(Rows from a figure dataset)
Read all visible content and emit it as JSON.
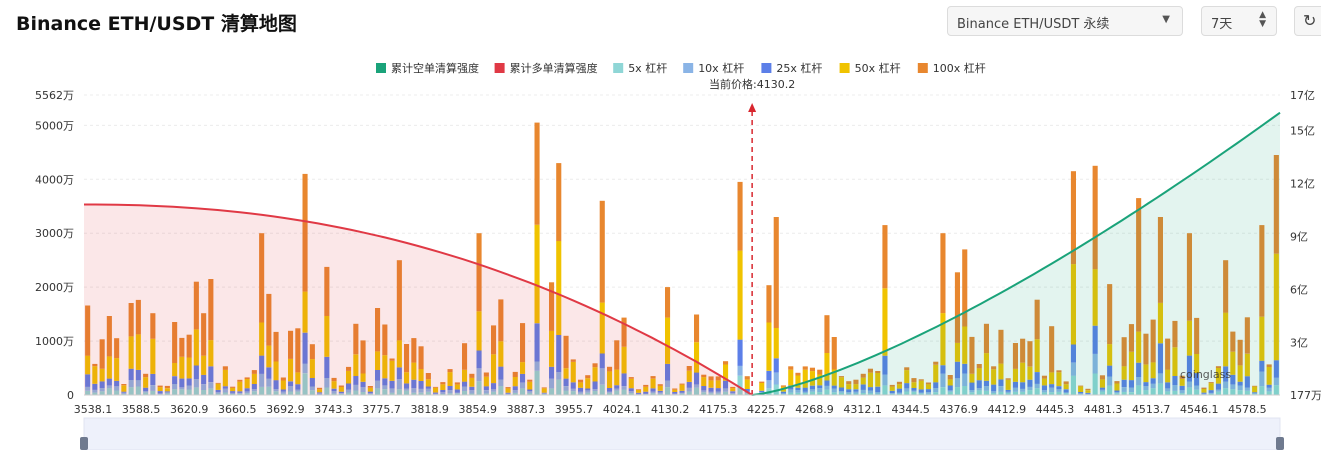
{
  "header": {
    "title": "Binance ETH/USDT 清算地图",
    "symbol_select": "Binance ETH/USDT 永续",
    "range_select": "7天"
  },
  "chart_data": {
    "type": "bar",
    "current_price_label": "当前价格:4130.2",
    "current_price": 4130.2,
    "x_tick_labels": [
      "3538.1",
      "3588.5",
      "3620.9",
      "3660.5",
      "3692.9",
      "3743.3",
      "3775.7",
      "3818.9",
      "3854.9",
      "3887.3",
      "3955.7",
      "4024.1",
      "4130.2",
      "4175.3",
      "4225.7",
      "4268.9",
      "4312.1",
      "4344.5",
      "4376.9",
      "4412.9",
      "4445.3",
      "4481.3",
      "4513.7",
      "4546.1",
      "4578.5"
    ],
    "left_axis": {
      "ticks": [
        0,
        10000000,
        20000000,
        30000000,
        40000000,
        50000000,
        55620000
      ],
      "labels": [
        "0",
        "1000万",
        "2000万",
        "3000万",
        "4000万",
        "5000万",
        "5562万"
      ],
      "max": 55620000
    },
    "right_axis": {
      "ticks": [
        1770000,
        300000000,
        600000000,
        900000000,
        1200000000,
        1500000000,
        1700000000
      ],
      "labels": [
        "177万",
        "3亿",
        "6亿",
        "9亿",
        "12亿",
        "15亿",
        "17亿"
      ],
      "min": 1770000,
      "max": 1700000000
    },
    "legend": [
      {
        "name": "累计空单清算强度",
        "color": "#1aa37a"
      },
      {
        "name": "累计多单清算强度",
        "color": "#e03945"
      },
      {
        "name": "5x 杠杆",
        "color": "#8fd6d6"
      },
      {
        "name": "10x 杠杆",
        "color": "#8ab4e6"
      },
      {
        "name": "25x 杠杆",
        "color": "#5c7fe8"
      },
      {
        "name": "50x 杠杆",
        "color": "#f0c300"
      },
      {
        "name": "100x 杠杆",
        "color": "#e8872f"
      }
    ],
    "bar_count": 165,
    "bar_x_range": [
      3538.1,
      4598.0
    ],
    "stack_order": [
      "5x",
      "10x",
      "25x",
      "50x",
      "100x"
    ],
    "short_curve": {
      "color": "#1aa37a",
      "x_range": [
        4130.2,
        4598.0
      ],
      "y_start": 1770000,
      "y_end": 1600000000
    },
    "long_curve": {
      "color": "#e03945",
      "x_range": [
        3538.1,
        4130.2
      ],
      "y_start": 1080000000,
      "y_end": 1770000
    },
    "grid": true,
    "watermark": "coinglass"
  }
}
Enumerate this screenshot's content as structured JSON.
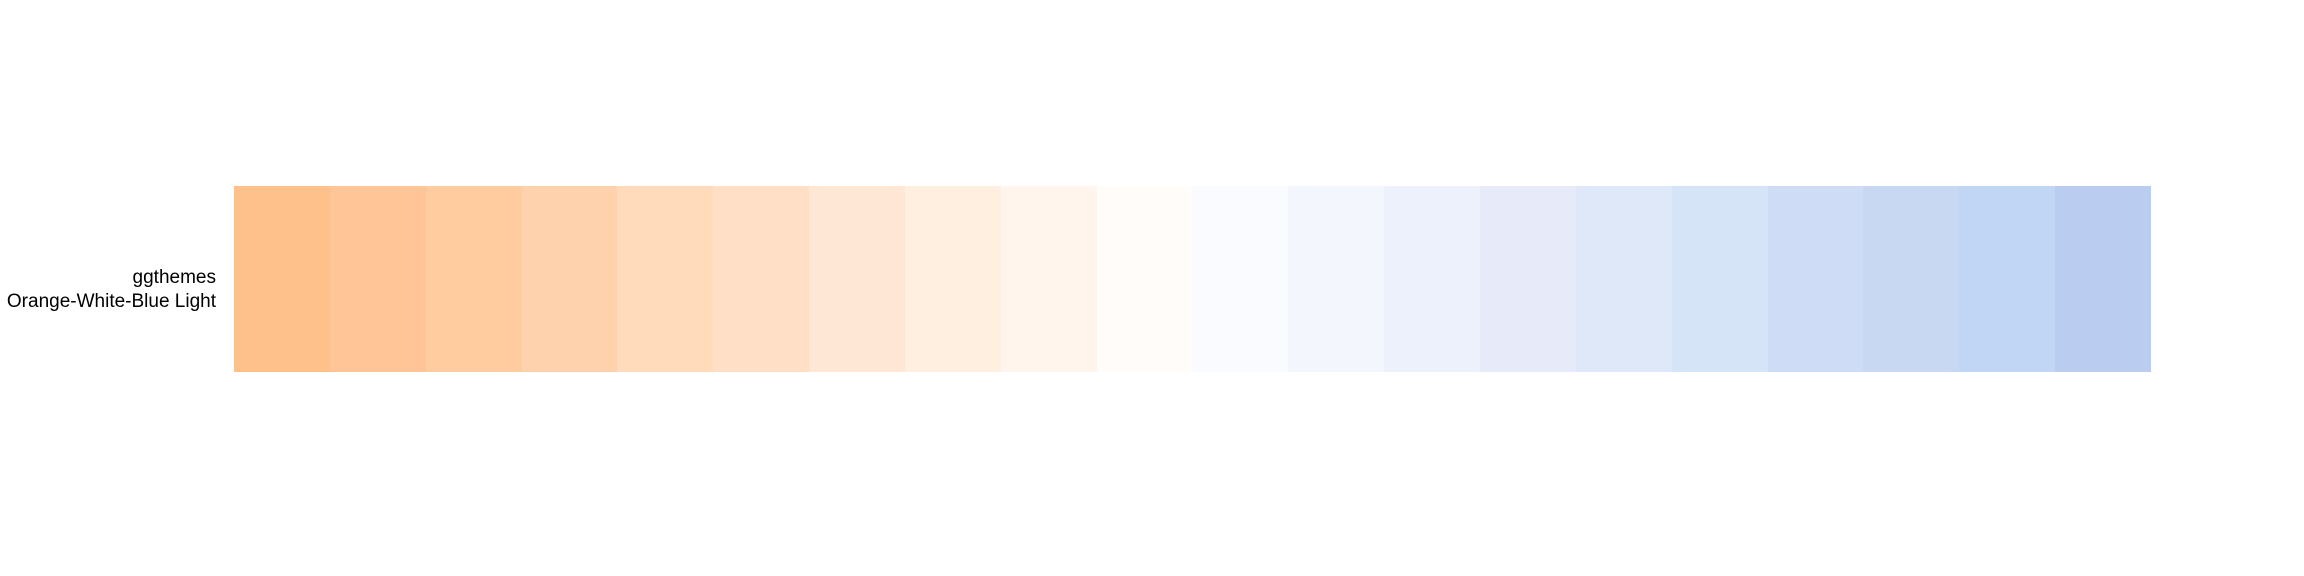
{
  "palette": {
    "package": "ggthemes",
    "name": "Orange-White-Blue Light",
    "colors": [
      "#FFC18C",
      "#FFC596",
      "#FFCC9F",
      "#FFD2AE",
      "#FFDABB",
      "#FFE0C7",
      "#FFE7D6",
      "#FFEFE1",
      "#FFF5EC",
      "#FFFCF9",
      "#FAFBFE",
      "#F3F6FD",
      "#ECF1FB",
      "#E7EBF9",
      "#DFE8F8",
      "#D5E4F6",
      "#CFDCF5",
      "#C8D8F3",
      "#C1D5F4",
      "#BACDF1"
    ]
  }
}
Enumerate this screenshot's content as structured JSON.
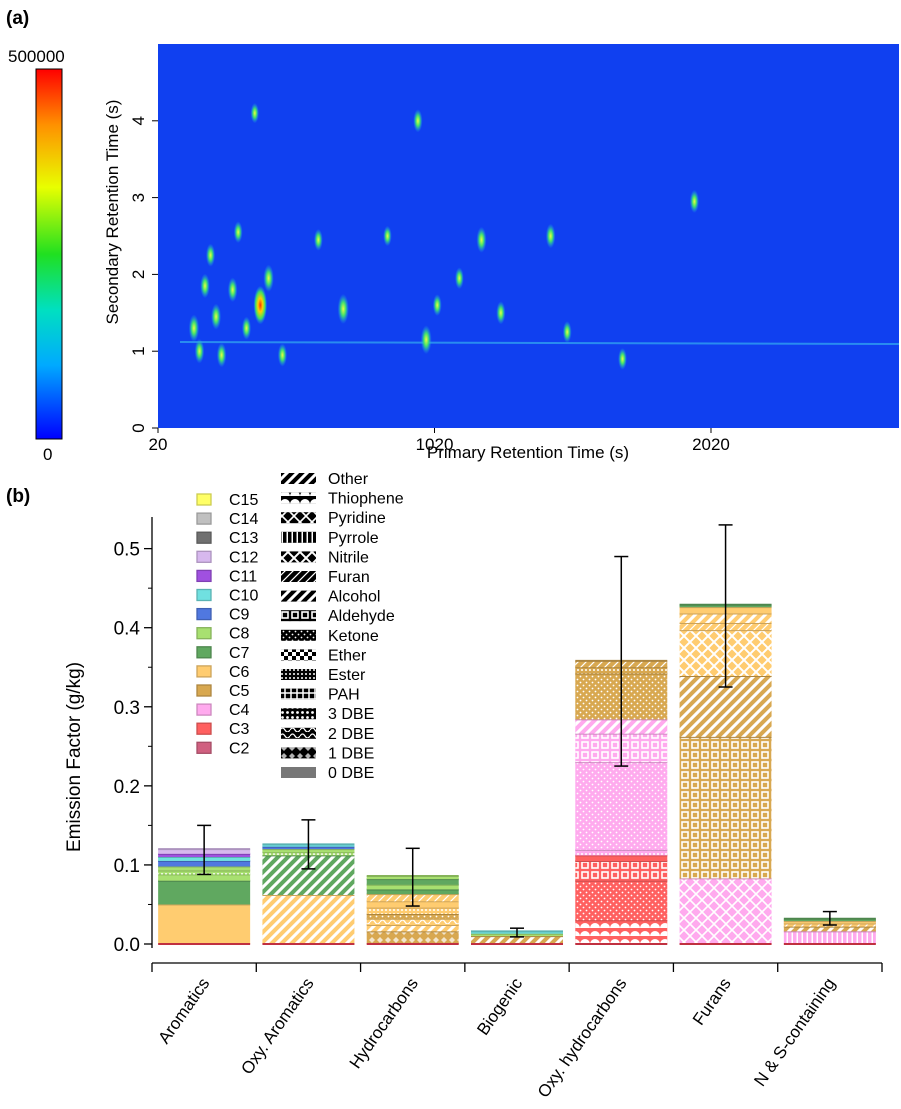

◆ **YOUR GOAL**
Without including the pictures, reproduce all entries exactly.

◆ **EXERCISE SOLUTION**
Read all visible content and emit it as JSON.
{
  "header": {
    "title": "Binance ETH/USDT 清算地图",
    "symbol_select": "Binance ETH/USDT 永续",
    "range_select": "7天"
  },
  "chart_data": {
    "type": "bar",
    "current_price_label": "当前价格:4130.2",
    "current_price": 4130.2,
    "x_tick_labels": [
      "3538.1",
      "3588.5",
      "3620.9",
      "3660.5",
      "3692.9",
      "3743.3",
      "3775.7",
      "3818.9",
      "3854.9",
      "3887.3",
      "3955.7",
      "4024.1",
      "4130.2",
      "4175.3",
      "4225.7",
      "4268.9",
      "4312.1",
      "4344.5",
      "4376.9",
      "4412.9",
      "4445.3",
      "4481.3",
      "4513.7",
      "4546.1",
      "4578.5"
    ],
    "left_axis": {
      "ticks": [
        0,
        10000000,
        20000000,
        30000000,
        40000000,
        50000000,
        55620000
      ],
      "labels": [
        "0",
        "1000万",
        "2000万",
        "3000万",
        "4000万",
        "5000万",
        "5562万"
      ],
      "max": 55620000
    },
    "right_axis": {
      "ticks": [
        1770000,
        300000000,
        600000000,
        900000000,
        1200000000,
        1500000000,
        1700000000
      ],
      "labels": [
        "177万",
        "3亿",
        "6亿",
        "9亿",
        "12亿",
        "15亿",
        "17亿"
      ],
      "min": 1770000,
      "max": 1700000000
    },
    "legend": [
      {
        "name": "累计空单清算强度",
        "color": "#1aa37a"
      },
      {
        "name": "累计多单清算强度",
        "color": "#e03945"
      },
      {
        "name": "5x 杠杆",
        "color": "#8fd6d6"
      },
      {
        "name": "10x 杠杆",
        "color": "#8ab4e6"
      },
      {
        "name": "25x 杠杆",
        "color": "#5c7fe8"
      },
      {
        "name": "50x 杠杆",
        "color": "#f0c300"
      },
      {
        "name": "100x 杠杆",
        "color": "#e8872f"
      }
    ],
    "bar_count": 165,
    "bar_x_range": [
      3538.1,
      4598.0
    ],
    "stack_order": [
      "5x",
      "10x",
      "25x",
      "50x",
      "100x"
    ],
    "short_curve": {
      "color": "#1aa37a",
      "x_range": [
        4130.2,
        4598.0
      ],
      "y_start": 1770000,
      "y_end": 1600000000
    },
    "long_curve": {
      "color": "#e03945",
      "x_range": [
        3538.1,
        4130.2
      ],
      "y_start": 1080000000,
      "y_end": 1770000
    },
    "grid": true,
    "watermark": "coinglass"
  }
}
Enumerate this screenshot's content as structured JSON.
{
  "palette": {
    "package": "ggthemes",
    "name": "Orange-White-Blue Light",
    "colors": [
      "#FFC18C",
      "#FFC596",
      "#FFCC9F",
      "#FFD2AE",
      "#FFDABB",
      "#FFE0C7",
      "#FFE7D6",
      "#FFEFE1",
      "#FFF5EC",
      "#FFFCF9",
      "#FAFBFE",
      "#F3F6FD",
      "#ECF1FB",
      "#E7EBF9",
      "#DFE8F8",
      "#D5E4F6",
      "#CFDCF5",
      "#C8D8F3",
      "#C1D5F4",
      "#BACDF1"
    ]
  }
}
Enumerate this screenshot's content as structured JSON.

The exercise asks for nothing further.